-------- Extracted entries

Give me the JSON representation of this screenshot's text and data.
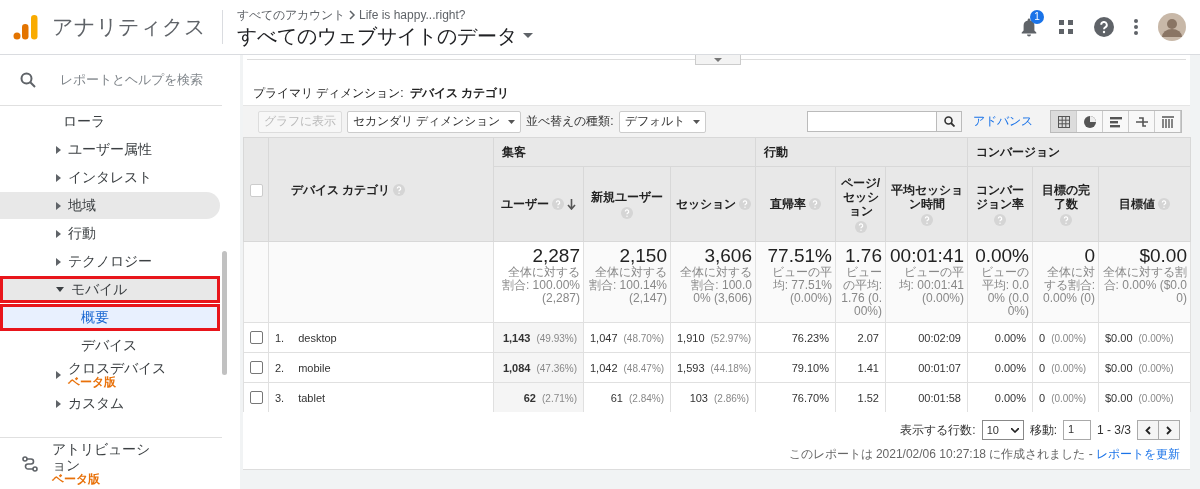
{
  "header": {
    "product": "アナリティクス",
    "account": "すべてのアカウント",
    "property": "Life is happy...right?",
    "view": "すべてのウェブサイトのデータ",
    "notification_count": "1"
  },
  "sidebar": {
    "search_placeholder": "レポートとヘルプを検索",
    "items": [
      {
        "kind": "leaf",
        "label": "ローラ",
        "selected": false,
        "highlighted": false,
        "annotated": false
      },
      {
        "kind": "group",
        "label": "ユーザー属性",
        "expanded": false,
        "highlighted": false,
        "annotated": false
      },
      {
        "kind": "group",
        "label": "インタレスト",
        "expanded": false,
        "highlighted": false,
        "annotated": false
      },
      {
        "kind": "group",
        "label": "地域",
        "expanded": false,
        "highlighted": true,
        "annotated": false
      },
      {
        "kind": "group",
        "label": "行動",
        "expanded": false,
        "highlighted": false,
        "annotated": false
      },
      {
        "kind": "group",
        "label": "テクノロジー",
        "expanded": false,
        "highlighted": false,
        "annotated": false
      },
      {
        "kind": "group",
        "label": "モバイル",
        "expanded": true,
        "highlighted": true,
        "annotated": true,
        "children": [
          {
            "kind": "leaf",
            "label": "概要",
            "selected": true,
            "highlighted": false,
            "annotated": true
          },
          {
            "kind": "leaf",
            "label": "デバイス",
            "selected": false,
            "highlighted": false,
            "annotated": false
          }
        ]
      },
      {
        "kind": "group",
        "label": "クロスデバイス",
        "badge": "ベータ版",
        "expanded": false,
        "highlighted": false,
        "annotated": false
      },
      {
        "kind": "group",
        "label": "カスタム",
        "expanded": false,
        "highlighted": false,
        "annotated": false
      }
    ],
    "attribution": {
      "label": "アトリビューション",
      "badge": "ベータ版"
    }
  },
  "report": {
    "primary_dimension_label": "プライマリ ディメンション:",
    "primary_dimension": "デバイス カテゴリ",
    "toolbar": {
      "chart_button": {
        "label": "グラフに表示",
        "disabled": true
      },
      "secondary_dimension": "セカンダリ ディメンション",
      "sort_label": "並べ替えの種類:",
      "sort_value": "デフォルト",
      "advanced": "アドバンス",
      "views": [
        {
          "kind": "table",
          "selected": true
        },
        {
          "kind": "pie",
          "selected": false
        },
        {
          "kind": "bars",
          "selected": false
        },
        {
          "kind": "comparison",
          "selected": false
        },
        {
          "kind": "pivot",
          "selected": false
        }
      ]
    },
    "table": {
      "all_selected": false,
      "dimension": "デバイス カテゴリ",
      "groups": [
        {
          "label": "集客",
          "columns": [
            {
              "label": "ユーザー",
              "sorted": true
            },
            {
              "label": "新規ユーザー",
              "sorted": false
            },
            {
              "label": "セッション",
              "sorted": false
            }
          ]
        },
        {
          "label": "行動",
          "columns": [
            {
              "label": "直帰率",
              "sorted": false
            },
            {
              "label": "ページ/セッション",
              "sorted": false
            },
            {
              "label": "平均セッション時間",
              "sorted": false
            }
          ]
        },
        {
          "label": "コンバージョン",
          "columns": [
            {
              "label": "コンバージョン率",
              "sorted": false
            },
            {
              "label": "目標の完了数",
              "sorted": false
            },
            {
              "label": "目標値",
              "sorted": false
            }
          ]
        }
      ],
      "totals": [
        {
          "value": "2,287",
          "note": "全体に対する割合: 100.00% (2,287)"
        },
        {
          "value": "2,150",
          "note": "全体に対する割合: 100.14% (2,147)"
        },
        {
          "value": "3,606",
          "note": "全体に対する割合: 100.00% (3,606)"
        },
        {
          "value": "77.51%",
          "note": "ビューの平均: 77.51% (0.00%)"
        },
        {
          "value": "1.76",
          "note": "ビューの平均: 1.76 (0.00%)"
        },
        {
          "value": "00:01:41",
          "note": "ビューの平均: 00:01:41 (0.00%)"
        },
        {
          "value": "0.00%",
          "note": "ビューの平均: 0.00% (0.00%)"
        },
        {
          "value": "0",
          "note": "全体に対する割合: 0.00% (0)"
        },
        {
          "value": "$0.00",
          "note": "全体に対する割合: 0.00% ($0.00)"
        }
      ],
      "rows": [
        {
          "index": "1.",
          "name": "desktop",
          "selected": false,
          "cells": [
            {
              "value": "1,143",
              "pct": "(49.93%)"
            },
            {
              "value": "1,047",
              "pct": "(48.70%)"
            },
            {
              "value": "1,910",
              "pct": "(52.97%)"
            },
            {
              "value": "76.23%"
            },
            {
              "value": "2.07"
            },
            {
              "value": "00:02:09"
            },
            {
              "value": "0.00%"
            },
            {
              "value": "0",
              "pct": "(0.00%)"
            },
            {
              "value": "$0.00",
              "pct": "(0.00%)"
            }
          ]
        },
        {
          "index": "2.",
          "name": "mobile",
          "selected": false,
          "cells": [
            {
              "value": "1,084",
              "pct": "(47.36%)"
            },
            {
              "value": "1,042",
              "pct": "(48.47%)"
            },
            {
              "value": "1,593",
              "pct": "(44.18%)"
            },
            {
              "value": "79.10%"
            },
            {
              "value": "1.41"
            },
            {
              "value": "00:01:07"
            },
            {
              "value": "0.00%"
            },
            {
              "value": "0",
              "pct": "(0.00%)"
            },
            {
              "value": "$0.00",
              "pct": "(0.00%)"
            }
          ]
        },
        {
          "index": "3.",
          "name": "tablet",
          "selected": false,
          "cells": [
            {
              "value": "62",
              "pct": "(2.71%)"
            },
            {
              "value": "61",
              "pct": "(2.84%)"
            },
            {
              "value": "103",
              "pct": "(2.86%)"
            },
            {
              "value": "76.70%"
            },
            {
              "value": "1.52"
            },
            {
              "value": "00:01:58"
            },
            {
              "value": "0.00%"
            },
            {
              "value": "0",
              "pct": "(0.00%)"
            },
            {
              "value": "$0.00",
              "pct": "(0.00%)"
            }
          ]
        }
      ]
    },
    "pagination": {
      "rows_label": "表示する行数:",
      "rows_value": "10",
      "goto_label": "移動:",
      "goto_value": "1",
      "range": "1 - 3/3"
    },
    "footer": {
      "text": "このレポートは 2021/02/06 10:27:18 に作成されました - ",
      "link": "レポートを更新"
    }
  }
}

----------------
-------- Extracted entries

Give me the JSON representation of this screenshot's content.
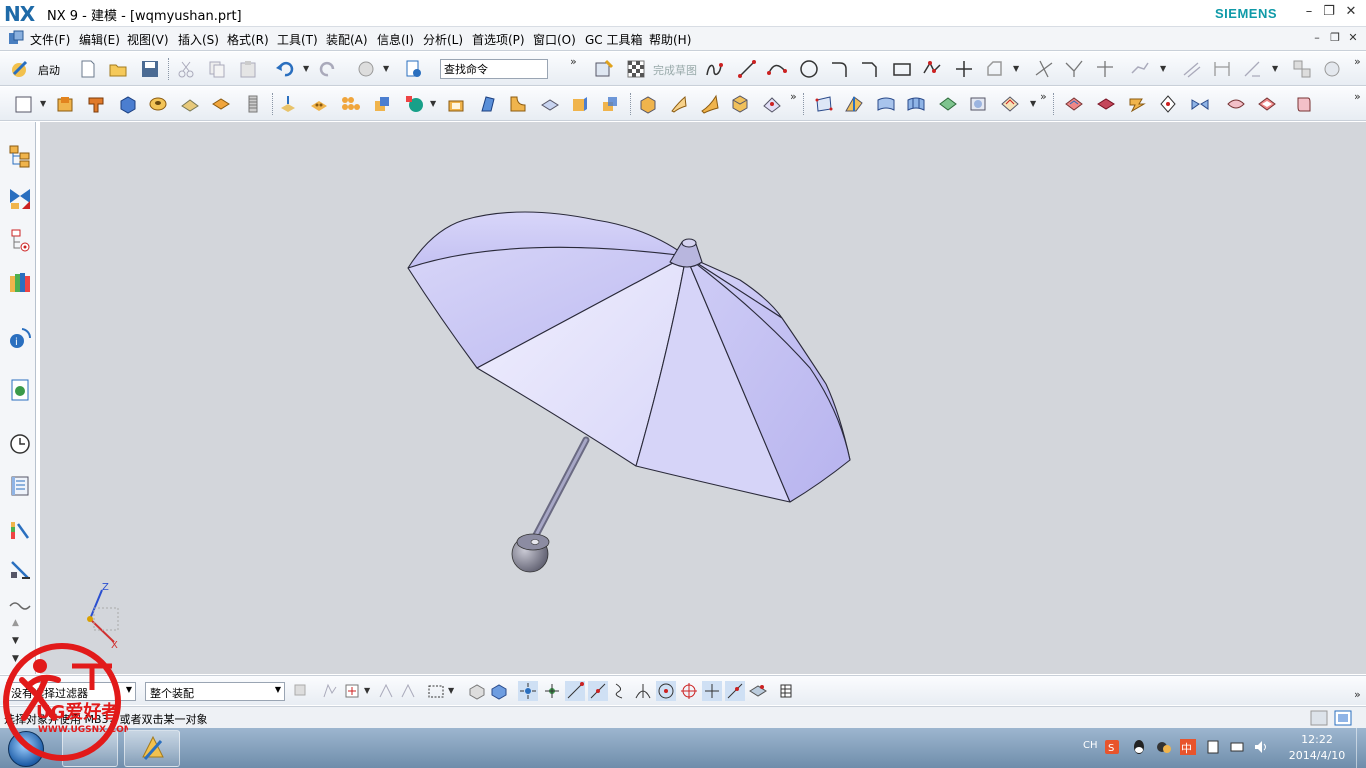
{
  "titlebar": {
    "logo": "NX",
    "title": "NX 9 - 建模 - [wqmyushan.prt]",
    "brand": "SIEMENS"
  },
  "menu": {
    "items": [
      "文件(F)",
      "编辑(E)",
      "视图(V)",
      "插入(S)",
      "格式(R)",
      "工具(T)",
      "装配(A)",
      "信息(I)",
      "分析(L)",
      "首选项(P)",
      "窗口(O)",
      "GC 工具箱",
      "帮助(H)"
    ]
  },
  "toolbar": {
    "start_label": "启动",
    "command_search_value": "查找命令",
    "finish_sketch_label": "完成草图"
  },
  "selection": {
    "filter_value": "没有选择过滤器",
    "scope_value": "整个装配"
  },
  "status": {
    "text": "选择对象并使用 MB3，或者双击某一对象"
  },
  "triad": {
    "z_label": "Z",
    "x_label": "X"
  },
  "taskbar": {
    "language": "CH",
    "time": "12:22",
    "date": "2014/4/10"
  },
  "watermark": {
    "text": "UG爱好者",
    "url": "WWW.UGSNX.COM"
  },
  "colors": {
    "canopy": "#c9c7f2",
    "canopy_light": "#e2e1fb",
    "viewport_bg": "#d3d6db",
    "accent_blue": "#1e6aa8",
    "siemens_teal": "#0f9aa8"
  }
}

----------------
-------- Extracted entries

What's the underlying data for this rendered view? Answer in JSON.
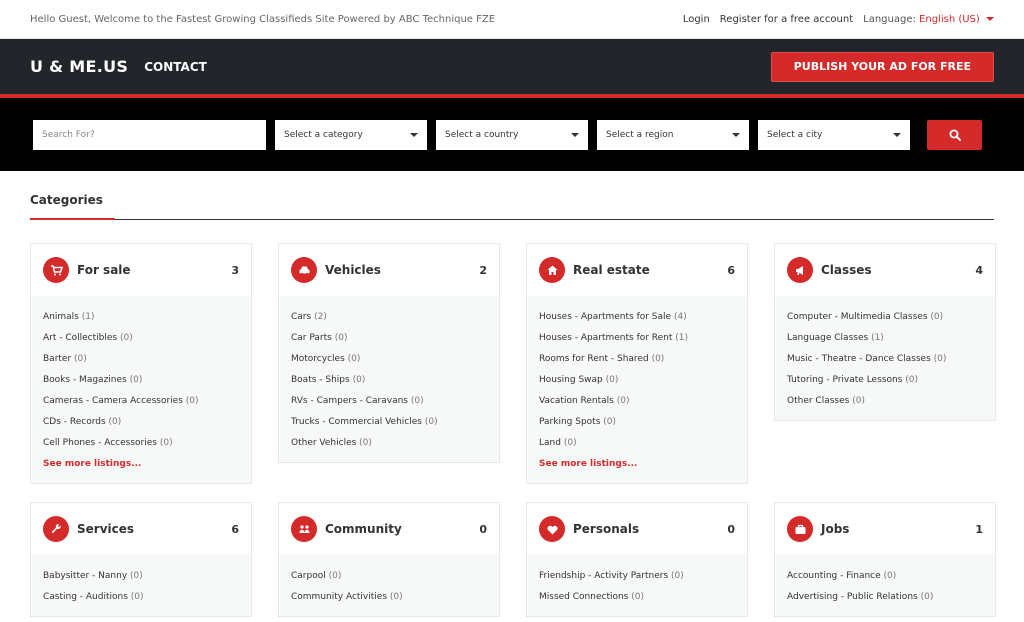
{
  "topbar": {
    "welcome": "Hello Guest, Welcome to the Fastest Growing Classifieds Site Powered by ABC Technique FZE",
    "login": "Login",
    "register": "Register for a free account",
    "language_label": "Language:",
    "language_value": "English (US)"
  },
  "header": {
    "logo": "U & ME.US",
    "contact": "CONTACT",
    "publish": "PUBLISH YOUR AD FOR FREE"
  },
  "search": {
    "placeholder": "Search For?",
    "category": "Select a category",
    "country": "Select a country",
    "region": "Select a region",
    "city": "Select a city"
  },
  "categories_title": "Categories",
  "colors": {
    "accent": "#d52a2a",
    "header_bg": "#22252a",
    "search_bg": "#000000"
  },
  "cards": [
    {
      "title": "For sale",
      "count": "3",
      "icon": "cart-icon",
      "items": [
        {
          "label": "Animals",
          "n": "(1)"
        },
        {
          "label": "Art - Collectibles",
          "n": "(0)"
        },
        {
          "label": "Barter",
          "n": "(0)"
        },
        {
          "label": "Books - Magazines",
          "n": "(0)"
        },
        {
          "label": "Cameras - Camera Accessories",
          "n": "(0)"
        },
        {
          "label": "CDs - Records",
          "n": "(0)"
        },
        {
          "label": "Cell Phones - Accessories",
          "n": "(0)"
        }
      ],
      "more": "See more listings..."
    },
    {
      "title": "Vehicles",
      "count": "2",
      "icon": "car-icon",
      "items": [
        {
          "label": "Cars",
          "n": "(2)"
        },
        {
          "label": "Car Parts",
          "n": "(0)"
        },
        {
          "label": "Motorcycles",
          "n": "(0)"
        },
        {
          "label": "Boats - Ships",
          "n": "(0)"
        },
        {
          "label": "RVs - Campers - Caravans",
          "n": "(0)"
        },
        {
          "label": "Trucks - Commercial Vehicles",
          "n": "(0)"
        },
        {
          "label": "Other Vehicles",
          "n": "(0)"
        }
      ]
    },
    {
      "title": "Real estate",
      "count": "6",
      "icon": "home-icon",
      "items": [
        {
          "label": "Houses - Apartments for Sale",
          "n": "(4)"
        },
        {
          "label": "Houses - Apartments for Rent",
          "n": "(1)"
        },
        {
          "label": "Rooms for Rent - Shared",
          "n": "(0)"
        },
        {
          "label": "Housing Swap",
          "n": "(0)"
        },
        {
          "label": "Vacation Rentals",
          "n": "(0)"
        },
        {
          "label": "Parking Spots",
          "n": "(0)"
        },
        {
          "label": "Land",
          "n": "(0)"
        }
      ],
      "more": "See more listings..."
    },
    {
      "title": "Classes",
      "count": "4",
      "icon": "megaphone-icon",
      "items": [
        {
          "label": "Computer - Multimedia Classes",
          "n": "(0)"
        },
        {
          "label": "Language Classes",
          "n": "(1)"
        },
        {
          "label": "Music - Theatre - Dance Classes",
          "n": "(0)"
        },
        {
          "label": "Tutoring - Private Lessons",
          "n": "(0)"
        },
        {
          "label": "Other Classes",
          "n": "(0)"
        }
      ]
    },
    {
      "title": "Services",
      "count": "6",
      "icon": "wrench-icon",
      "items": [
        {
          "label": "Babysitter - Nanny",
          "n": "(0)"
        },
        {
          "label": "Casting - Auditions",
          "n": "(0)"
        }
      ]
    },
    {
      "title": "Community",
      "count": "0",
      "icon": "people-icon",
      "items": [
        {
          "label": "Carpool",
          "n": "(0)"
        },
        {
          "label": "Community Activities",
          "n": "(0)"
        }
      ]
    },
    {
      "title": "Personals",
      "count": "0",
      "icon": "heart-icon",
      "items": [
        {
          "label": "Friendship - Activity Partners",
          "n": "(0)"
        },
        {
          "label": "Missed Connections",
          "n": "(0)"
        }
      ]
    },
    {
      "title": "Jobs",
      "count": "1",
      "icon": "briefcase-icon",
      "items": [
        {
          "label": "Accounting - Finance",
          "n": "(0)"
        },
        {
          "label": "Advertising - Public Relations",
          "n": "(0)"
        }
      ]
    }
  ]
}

----------------

# Given request
Each line containing "Accessories" counts once; state the total number of such lines and nothing else.

# Answer to this task
2